● Records to process

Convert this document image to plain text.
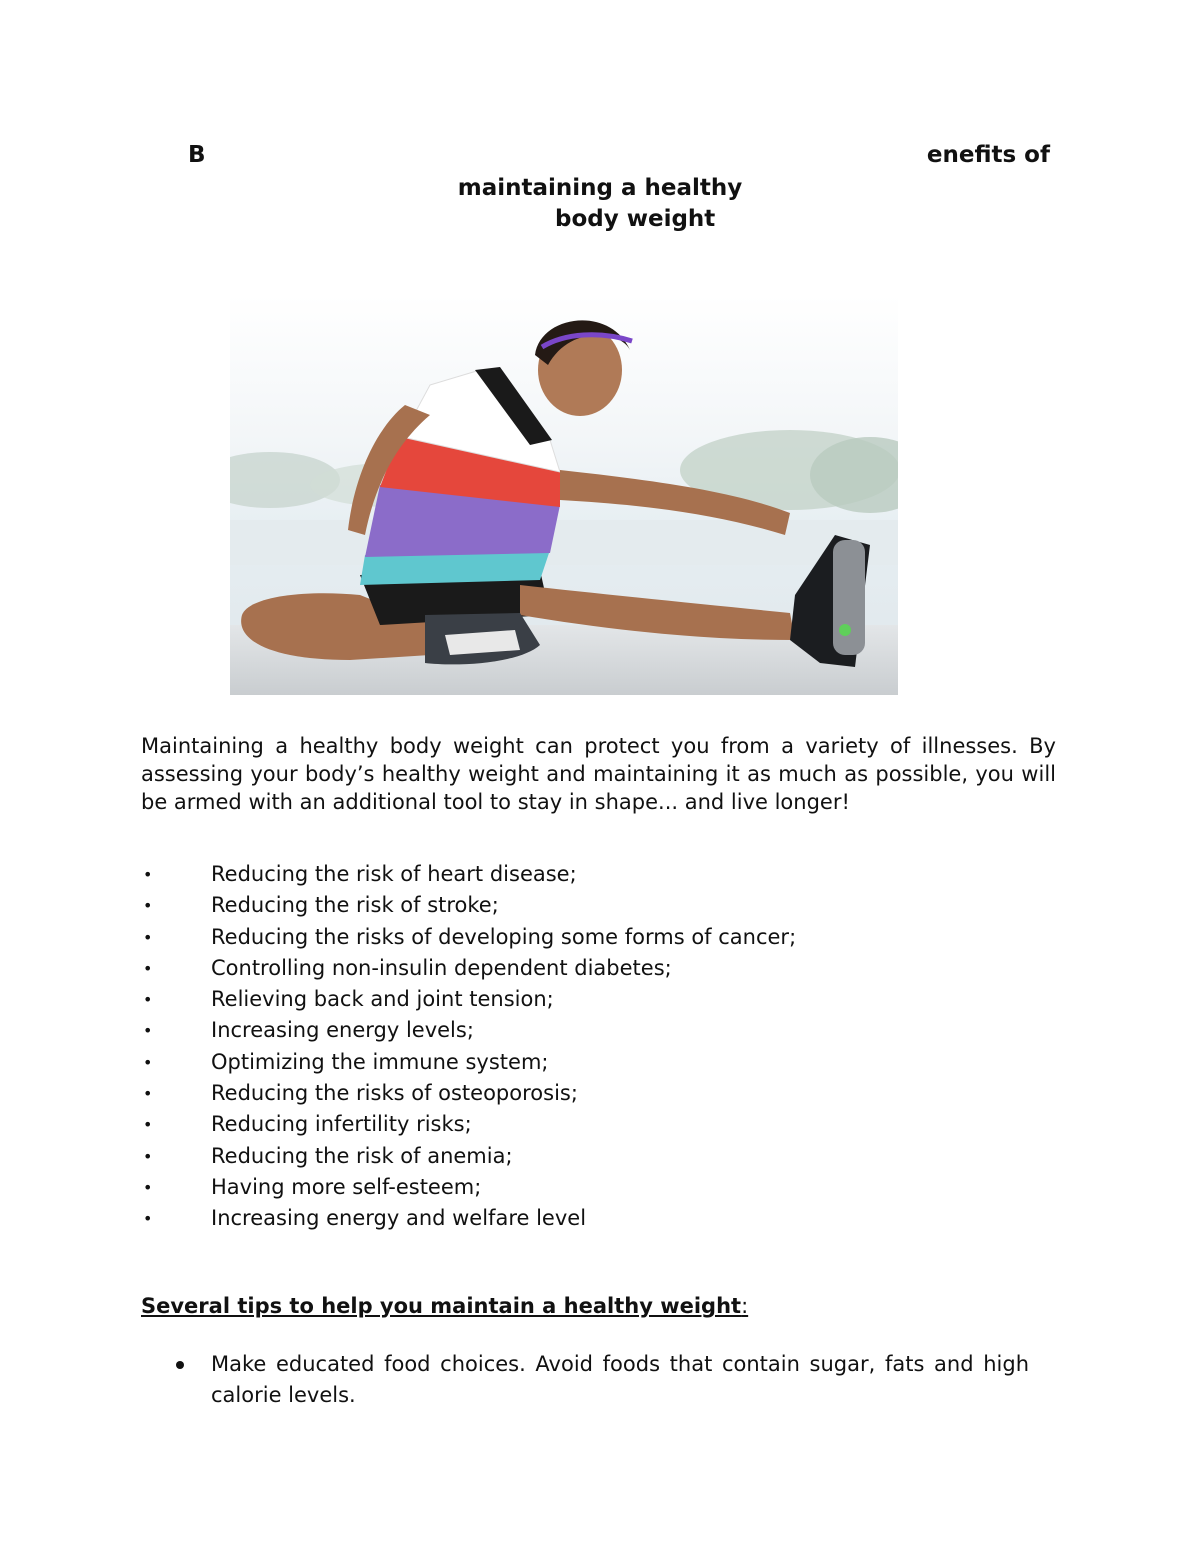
B	enefits of
maintaining a healthy
body weight
Maintaining a healthy body weight can protect you from a variety of illnesses. By assessing your body’s healthy weight and maintaining it as much as possible, you will be armed with an additional tool to stay in shape... and live longer!
•	Reducing the risk of heart disease;
•	Reducing the risk of stroke;
•	Reducing the risks of developing some forms of cancer;
•	Controlling non-insulin dependent diabetes;
•	Relieving back and joint tension;
•	Increasing energy levels;
•	Optimizing the immune system;
•	Reducing the risks of osteoporosis;
•	Reducing infertility risks;
•	Reducing the risk of anemia;
•	Having more self-esteem;
•	Increasing energy and welfare level
Several tips to help you maintain a healthy weight:
Make educated food choices. Avoid foods that contain sugar, fats and high calorie levels.
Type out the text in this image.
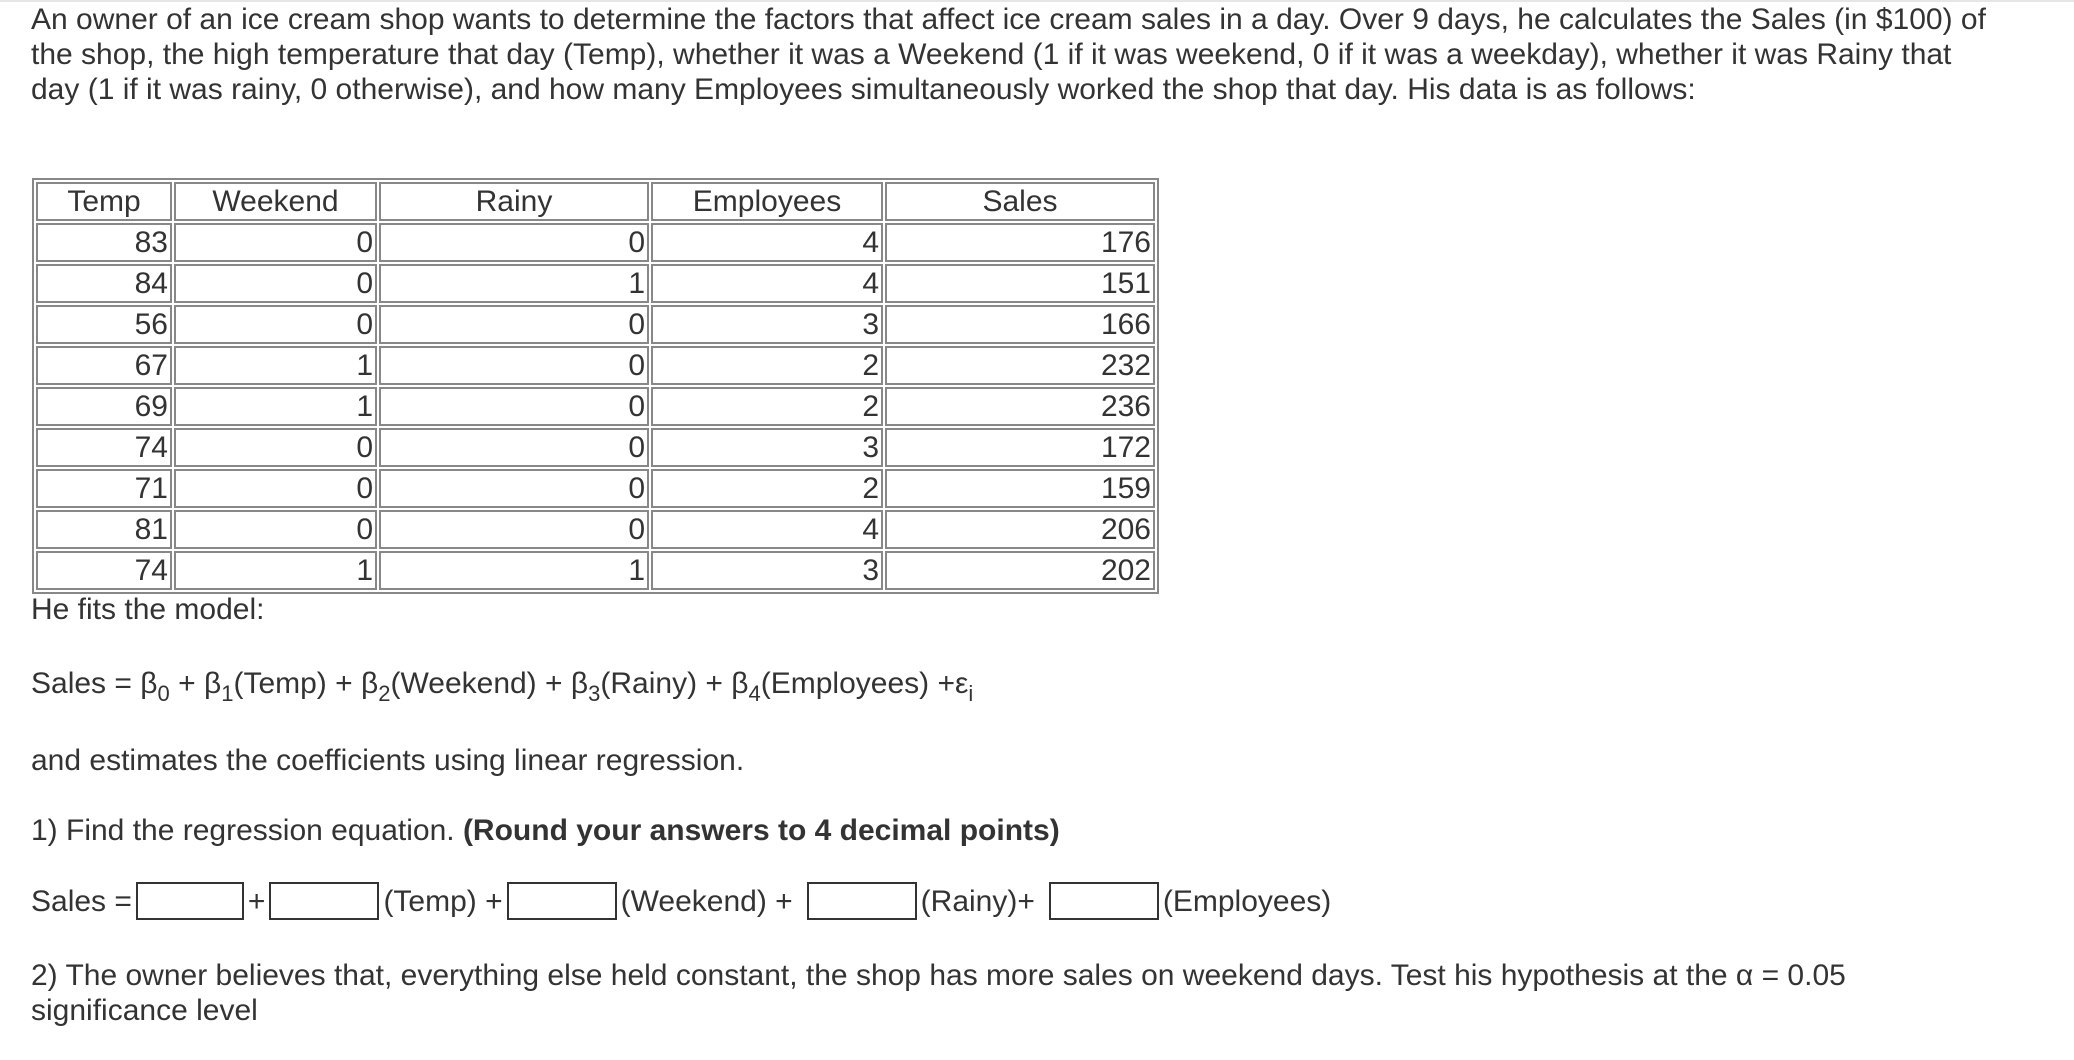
An owner of an ice cream shop wants to determine the factors that affect ice cream sales in a day. Over 9 days, he calculates the Sales (in $100) of the shop, the high temperature that day (Temp), whether it was a Weekend (1 if it was weekend, 0 if it was a weekday), whether it was Rainy that day (1 if it was rainy, 0 otherwise), and how many Employees simultaneously worked the shop that day. His data is as follows:

Temp	Weekend	Rainy	Employees	Sales
83	0	0	4	176
84	0	1	4	151
56	0	0	3	166
67	1	0	2	232
69	1	0	2	236
74	0	0	3	172
71	0	0	2	159
81	0	0	4	206
74	1	1	3	202
He fits the model:
Sales = $\beta_0$ + $\beta_1(Temp)$ + $\beta_2(Weekend)$ + $\beta_3(Rainy)$ + $\beta_4(Employees) +\varepsilon_i$
and estimates the coefficients using linear regression.
1) Find the regression equation. (Round your answers to 4 decimal points)
Sales =	+	(Temp) +	(Weekend) +	(Rainy)+	(Employees)

2) The owner believes that, everything else held constant, the shop has more sales on weekend days. Test his hypothesis at the α = 0.05 significance level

● Task objective
Output every entry exactly as given; pictures are not part of the copy.

● Solution for this task
Convert this document image to plain text.
B	enefits of
maintaining a healthy
body weight
Maintaining a healthy body weight can protect you from a variety of illnesses. By assessing your body’s healthy weight and maintaining it as much as possible, you will be armed with an additional tool to stay in shape... and live longer!
•	Reducing the risk of heart disease;
•	Reducing the risk of stroke;
•	Reducing the risks of developing some forms of cancer;
•	Controlling non-insulin dependent diabetes;
•	Relieving back and joint tension;
•	Increasing energy levels;
•	Optimizing the immune system;
•	Reducing the risks of osteoporosis;
•	Reducing infertility risks;
•	Reducing the risk of anemia;
•	Having more self-esteem;
•	Increasing energy and welfare level
Several tips to help you maintain a healthy weight:
Make educated food choices. Avoid foods that contain sugar, fats and high calorie levels.
Type out the text in this image.
An owner of an ice cream shop wants to determine the factors that affect ice cream sales in a day. Over 9 days, he calculates the Sales (in $100) of the shop, the high temperature that day (Temp), whether it was a Weekend (1 if it was weekend, 0 if it was a weekday), whether it was Rainy that day (1 if it was rainy, 0 otherwise), and how many Employees simultaneously worked the shop that day. His data is as follows:

Temp	Weekend	Rainy	Employees	Sales
83	0	0	4	176
84	0	1	4	151
56	0	0	3	166
67	1	0	2	232
69	1	0	2	236
74	0	0	3	172
71	0	0	2	159
81	0	0	4	206
74	1	1	3	202
He fits the model:
Sales = $\beta_0$ + $\beta_1(Temp)$ + $\beta_2(Weekend)$ + $\beta_3(Rainy)$ + $\beta_4(Employees) +\varepsilon_i$
and estimates the coefficients using linear regression.
1) Find the regression equation. (Round your answers to 4 decimal points)
Sales =	+	(Temp) +	(Weekend) +	(Rainy)+	(Employees)

2) The owner believes that, everything else held constant, the shop has more sales on weekend days. Test his hypothesis at the α = 0.05 significance level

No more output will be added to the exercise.